### WHAT YOU ARE ASKED TO DO
Quote the entries in full, character for character, without their images.
>>>>>
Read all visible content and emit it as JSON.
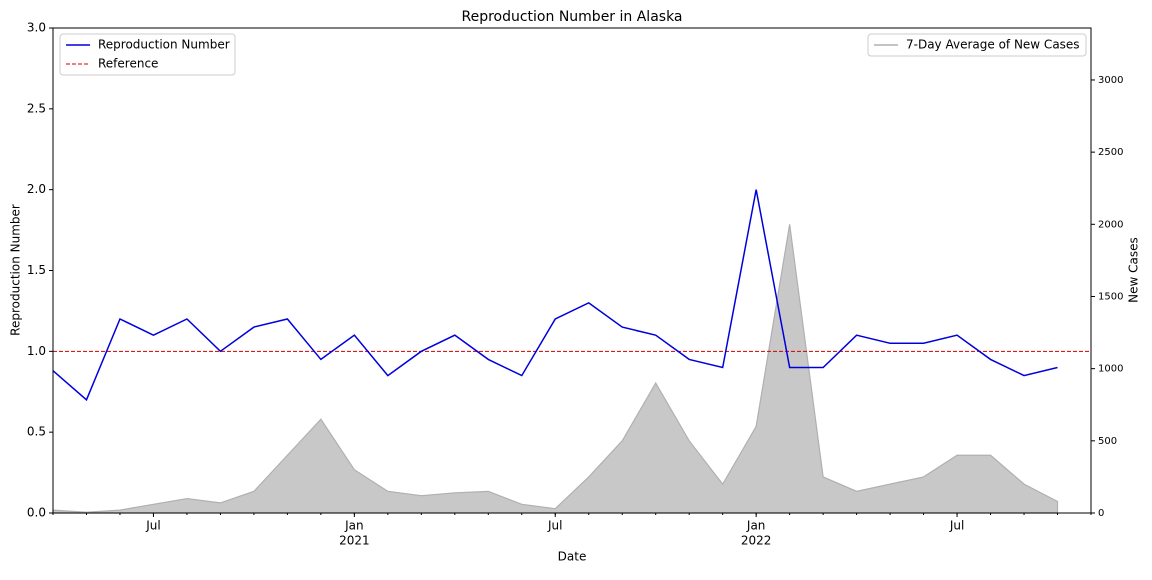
{
  "chart_data": {
    "type": "line",
    "title": "Reproduction Number in Alaska",
    "xlabel": "Date",
    "ylabel": "Reproduction Number",
    "y2label": "New Cases",
    "x": [
      "2020-04",
      "2020-05",
      "2020-06",
      "2020-07",
      "2020-08",
      "2020-09",
      "2020-10",
      "2020-11",
      "2020-12",
      "2021-01",
      "2021-02",
      "2021-03",
      "2021-04",
      "2021-05",
      "2021-06",
      "2021-07",
      "2021-08",
      "2021-09",
      "2021-10",
      "2021-11",
      "2021-12",
      "2022-01",
      "2022-02",
      "2022-03",
      "2022-04",
      "2022-05",
      "2022-06",
      "2022-07",
      "2022-08",
      "2022-09",
      "2022-10"
    ],
    "xlim": [
      "2020-04",
      "2022-11"
    ],
    "xticks": [
      {
        "value": "2020-07",
        "label": "Jul"
      },
      {
        "value": "2021-01",
        "label": "Jan",
        "year": "2021"
      },
      {
        "value": "2021-07",
        "label": "Jul"
      },
      {
        "value": "2022-01",
        "label": "Jan",
        "year": "2022"
      },
      {
        "value": "2022-07",
        "label": "Jul"
      }
    ],
    "ylim": [
      0,
      3
    ],
    "yticks": [
      {
        "value": 0,
        "label": "0.0"
      },
      {
        "value": 0.5,
        "label": "0.5"
      },
      {
        "value": 1,
        "label": "1.0"
      },
      {
        "value": 1.5,
        "label": "1.5"
      },
      {
        "value": 2,
        "label": "2.0"
      },
      {
        "value": 2.5,
        "label": "2.5"
      },
      {
        "value": 3,
        "label": "3.0"
      }
    ],
    "y2lim": [
      0,
      3360
    ],
    "y2ticks": [
      0,
      500,
      1000,
      1500,
      2000,
      2500,
      3000
    ],
    "series": [
      {
        "name": "Reproduction Number",
        "color": "#0000dd",
        "values": [
          0.88,
          0.7,
          1.2,
          1.1,
          1.2,
          1.0,
          1.15,
          1.2,
          0.95,
          1.1,
          0.85,
          1.0,
          1.1,
          0.95,
          0.85,
          1.2,
          1.3,
          1.15,
          1.1,
          0.95,
          0.9,
          2.0,
          0.9,
          0.9,
          1.1,
          1.05,
          1.05,
          1.1,
          0.95,
          0.85,
          0.9
        ]
      },
      {
        "name": "7-Day Average of New Cases",
        "color": "#b0b0b0",
        "axis": "y2",
        "values": [
          20,
          5,
          20,
          60,
          100,
          70,
          150,
          400,
          650,
          300,
          150,
          120,
          140,
          150,
          60,
          30,
          250,
          500,
          900,
          500,
          200,
          600,
          2000,
          250,
          150,
          200,
          250,
          400,
          400,
          200,
          80
        ]
      }
    ],
    "reference": {
      "name": "Reference",
      "value": 1,
      "color": "#cc0000"
    }
  }
}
<<<<<
### REPLY
Read all visible content and emit it as JSON.
{
  "chart_data": {
    "type": "line",
    "title": "Reproduction Number in Alaska",
    "xlabel": "Date",
    "ylabel": "Reproduction Number",
    "y2label": "New Cases",
    "x": [
      "2020-04",
      "2020-05",
      "2020-06",
      "2020-07",
      "2020-08",
      "2020-09",
      "2020-10",
      "2020-11",
      "2020-12",
      "2021-01",
      "2021-02",
      "2021-03",
      "2021-04",
      "2021-05",
      "2021-06",
      "2021-07",
      "2021-08",
      "2021-09",
      "2021-10",
      "2021-11",
      "2021-12",
      "2022-01",
      "2022-02",
      "2022-03",
      "2022-04",
      "2022-05",
      "2022-06",
      "2022-07",
      "2022-08",
      "2022-09",
      "2022-10"
    ],
    "xlim": [
      "2020-04",
      "2022-11"
    ],
    "xticks": [
      {
        "value": "2020-07",
        "label": "Jul"
      },
      {
        "value": "2021-01",
        "label": "Jan",
        "year": "2021"
      },
      {
        "value": "2021-07",
        "label": "Jul"
      },
      {
        "value": "2022-01",
        "label": "Jan",
        "year": "2022"
      },
      {
        "value": "2022-07",
        "label": "Jul"
      }
    ],
    "ylim": [
      0,
      3
    ],
    "yticks": [
      {
        "value": 0,
        "label": "0.0"
      },
      {
        "value": 0.5,
        "label": "0.5"
      },
      {
        "value": 1,
        "label": "1.0"
      },
      {
        "value": 1.5,
        "label": "1.5"
      },
      {
        "value": 2,
        "label": "2.0"
      },
      {
        "value": 2.5,
        "label": "2.5"
      },
      {
        "value": 3,
        "label": "3.0"
      }
    ],
    "y2lim": [
      0,
      3360
    ],
    "y2ticks": [
      0,
      500,
      1000,
      1500,
      2000,
      2500,
      3000
    ],
    "series": [
      {
        "name": "Reproduction Number",
        "color": "#0000dd",
        "values": [
          0.88,
          0.7,
          1.2,
          1.1,
          1.2,
          1.0,
          1.15,
          1.2,
          0.95,
          1.1,
          0.85,
          1.0,
          1.1,
          0.95,
          0.85,
          1.2,
          1.3,
          1.15,
          1.1,
          0.95,
          0.9,
          2.0,
          0.9,
          0.9,
          1.1,
          1.05,
          1.05,
          1.1,
          0.95,
          0.85,
          0.9
        ]
      },
      {
        "name": "7-Day Average of New Cases",
        "color": "#b0b0b0",
        "axis": "y2",
        "values": [
          20,
          5,
          20,
          60,
          100,
          70,
          150,
          400,
          650,
          300,
          150,
          120,
          140,
          150,
          60,
          30,
          250,
          500,
          900,
          500,
          200,
          600,
          2000,
          250,
          150,
          200,
          250,
          400,
          400,
          200,
          80
        ]
      }
    ],
    "reference": {
      "name": "Reference",
      "value": 1,
      "color": "#cc0000"
    }
  }
}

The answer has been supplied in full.